**What the task asks:**
Repeat the full listing below verbatim and keep the images out.
# Start of Provided material
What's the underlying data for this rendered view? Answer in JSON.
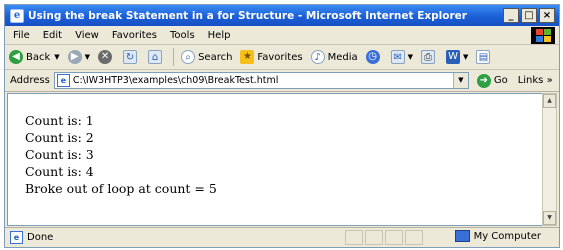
{
  "window": {
    "title": "Using the break Statement in a for Structure - Microsoft Internet Explorer",
    "controls": {
      "minimize": "_",
      "maximize": "□",
      "close": "×"
    }
  },
  "menu": [
    "File",
    "Edit",
    "View",
    "Favorites",
    "Tools",
    "Help"
  ],
  "toolbar": {
    "back": "Back",
    "search": "Search",
    "favorites": "Favorites",
    "media": "Media"
  },
  "address": {
    "label": "Address",
    "url": "C:\\IW3HTP3\\examples\\ch09\\BreakTest.html",
    "go": "Go",
    "links": "Links »"
  },
  "content": {
    "lines": [
      "Count is: 1",
      "Count is: 2",
      "Count is: 3",
      "Count is: 4",
      "Broke out of loop at count = 5"
    ]
  },
  "status": {
    "text": "Done",
    "zone": "My Computer"
  },
  "colors": {
    "titlebar": "#1c5fd6",
    "chrome": "#ece9d8"
  },
  "icons": [
    "ie-page-icon",
    "back-arrow-icon",
    "forward-arrow-icon",
    "stop-icon",
    "refresh-icon",
    "home-icon",
    "search-icon",
    "favorites-icon",
    "media-icon",
    "history-icon",
    "mail-icon",
    "print-icon",
    "edit-icon",
    "discuss-icon",
    "go-icon",
    "my-computer-icon"
  ]
}
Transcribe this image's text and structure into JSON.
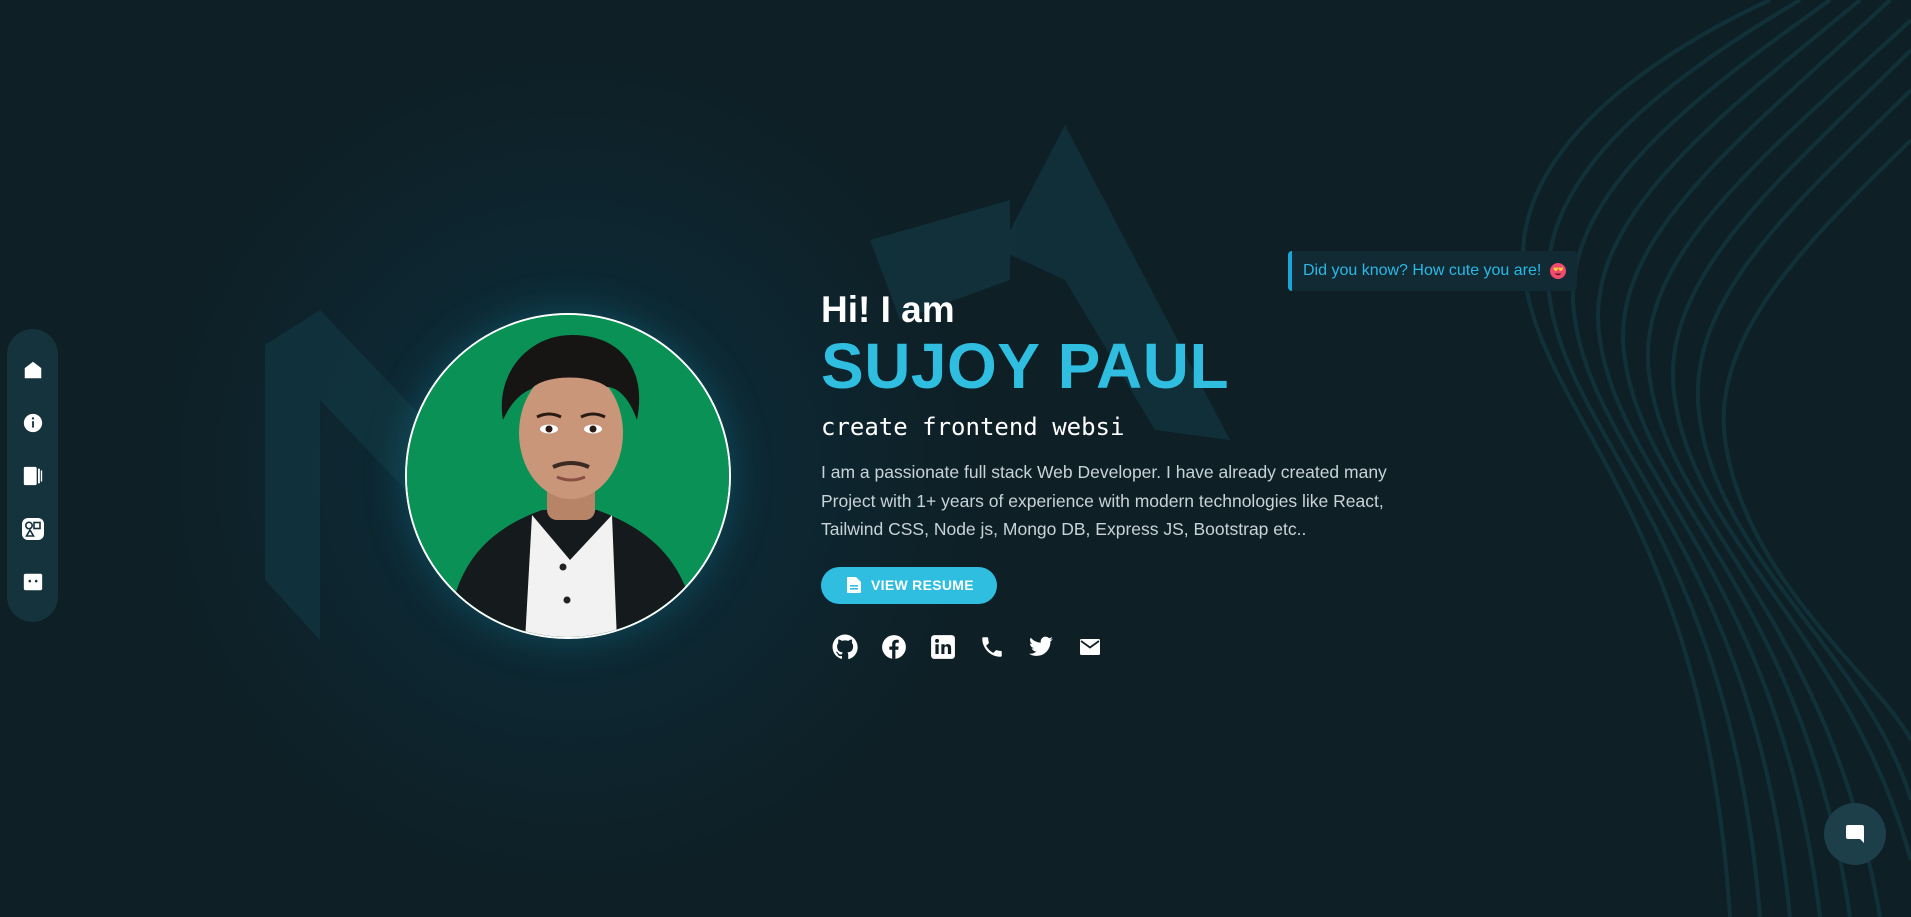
{
  "sidenav": {
    "items": [
      {
        "icon": "home-icon"
      },
      {
        "icon": "info-icon"
      },
      {
        "icon": "projects-icon"
      },
      {
        "icon": "skills-icon"
      },
      {
        "icon": "contact-icon"
      }
    ]
  },
  "hero": {
    "greeting": "Hi! I am",
    "name": "SUJOY PAUL",
    "typed_text": "create frontend websi",
    "bio": "I am a passionate full stack Web Developer. I have already created many Project with 1+ years of experience with modern technologies like React, Tailwind CSS, Node js, Mongo DB, Express JS, Bootstrap etc..",
    "resume_label": "VIEW RESUME"
  },
  "socials": [
    "github-icon",
    "facebook-icon",
    "linkedin-icon",
    "phone-icon",
    "twitter-icon",
    "email-icon"
  ],
  "funfact": {
    "text": "Did you know? How cute you are!",
    "emoji_icon": "heart-eyes-emoji-icon"
  },
  "colors": {
    "background": "#0e1f26",
    "accent": "#2fbedf",
    "nav_bg": "#14333d",
    "photo_bg": "#0a9156"
  }
}
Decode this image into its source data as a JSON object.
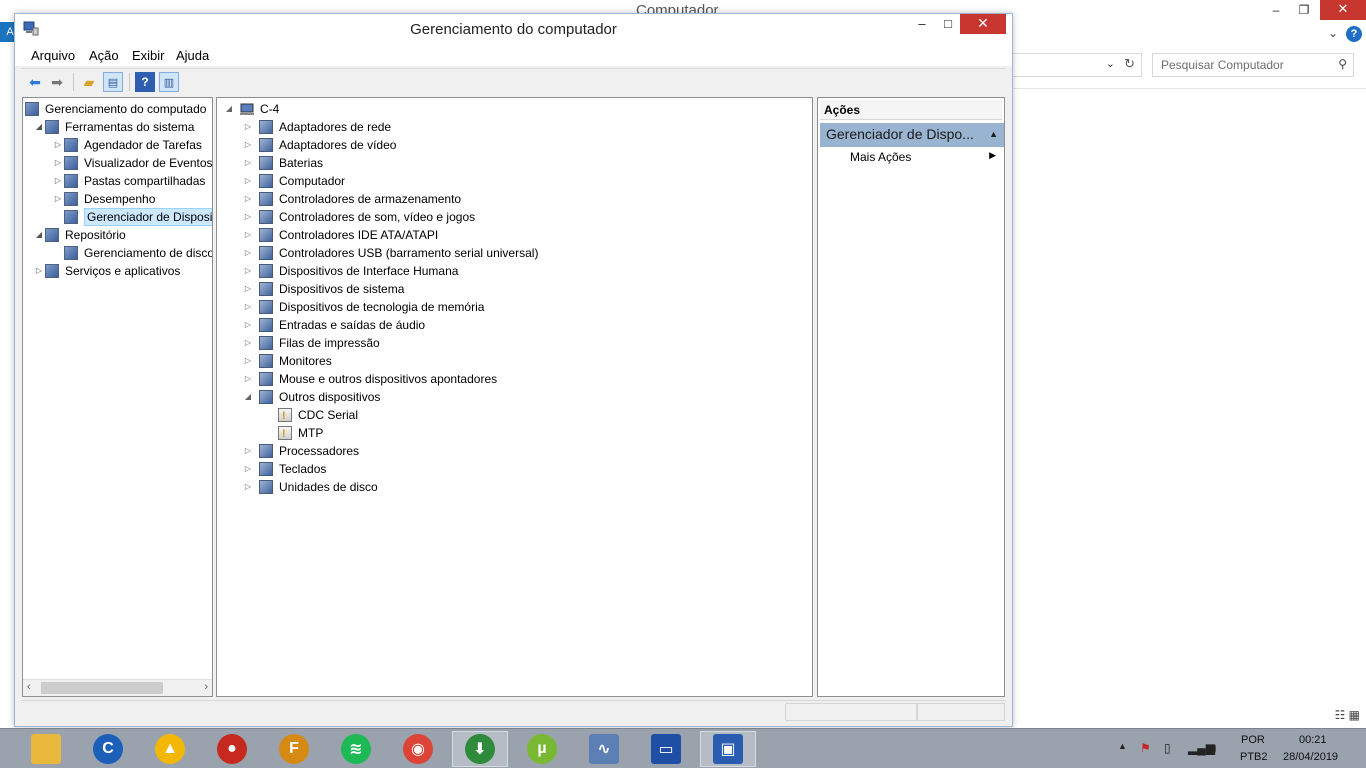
# End of Provided material
**Final result:**
What's the underlying data for this rendered view? Answer in JSON.
{
  "window": {
    "title": "Using the break Statement in a for Structure - Microsoft Internet Explorer",
    "controls": {
      "minimize": "_",
      "maximize": "□",
      "close": "×"
    }
  },
  "menu": [
    "File",
    "Edit",
    "View",
    "Favorites",
    "Tools",
    "Help"
  ],
  "toolbar": {
    "back": "Back",
    "search": "Search",
    "favorites": "Favorites",
    "media": "Media"
  },
  "address": {
    "label": "Address",
    "url": "C:\\IW3HTP3\\examples\\ch09\\BreakTest.html",
    "go": "Go",
    "links": "Links »"
  },
  "content": {
    "lines": [
      "Count is: 1",
      "Count is: 2",
      "Count is: 3",
      "Count is: 4",
      "Broke out of loop at count = 5"
    ]
  },
  "status": {
    "text": "Done",
    "zone": "My Computer"
  },
  "colors": {
    "titlebar": "#1c5fd6",
    "chrome": "#ece9d8"
  },
  "icons": [
    "ie-page-icon",
    "back-arrow-icon",
    "forward-arrow-icon",
    "stop-icon",
    "refresh-icon",
    "home-icon",
    "search-icon",
    "favorites-icon",
    "media-icon",
    "history-icon",
    "mail-icon",
    "print-icon",
    "edit-icon",
    "discuss-icon",
    "go-icon",
    "my-computer-icon"
  ]
}
Transcribe this image's text and structure into JSON.
{
  "sidenav": {
    "items": [
      {
        "icon": "home-icon"
      },
      {
        "icon": "info-icon"
      },
      {
        "icon": "projects-icon"
      },
      {
        "icon": "skills-icon"
      },
      {
        "icon": "contact-icon"
      }
    ]
  },
  "hero": {
    "greeting": "Hi! I am",
    "name": "SUJOY PAUL",
    "typed_text": "create frontend websi",
    "bio": "I am a passionate full stack Web Developer. I have already created many Project with 1+ years of experience with modern technologies like React, Tailwind CSS, Node js, Mongo DB, Express JS, Bootstrap etc..",
    "resume_label": "VIEW RESUME"
  },
  "socials": [
    "github-icon",
    "facebook-icon",
    "linkedin-icon",
    "phone-icon",
    "twitter-icon",
    "email-icon"
  ],
  "funfact": {
    "text": "Did you know? How cute you are!",
    "emoji_icon": "heart-eyes-emoji-icon"
  },
  "colors": {
    "background": "#0e1f26",
    "accent": "#2fbedf",
    "nav_bg": "#14333d",
    "photo_bg": "#0a9156"
  }
}
Decode this image into its source data as a JSON object.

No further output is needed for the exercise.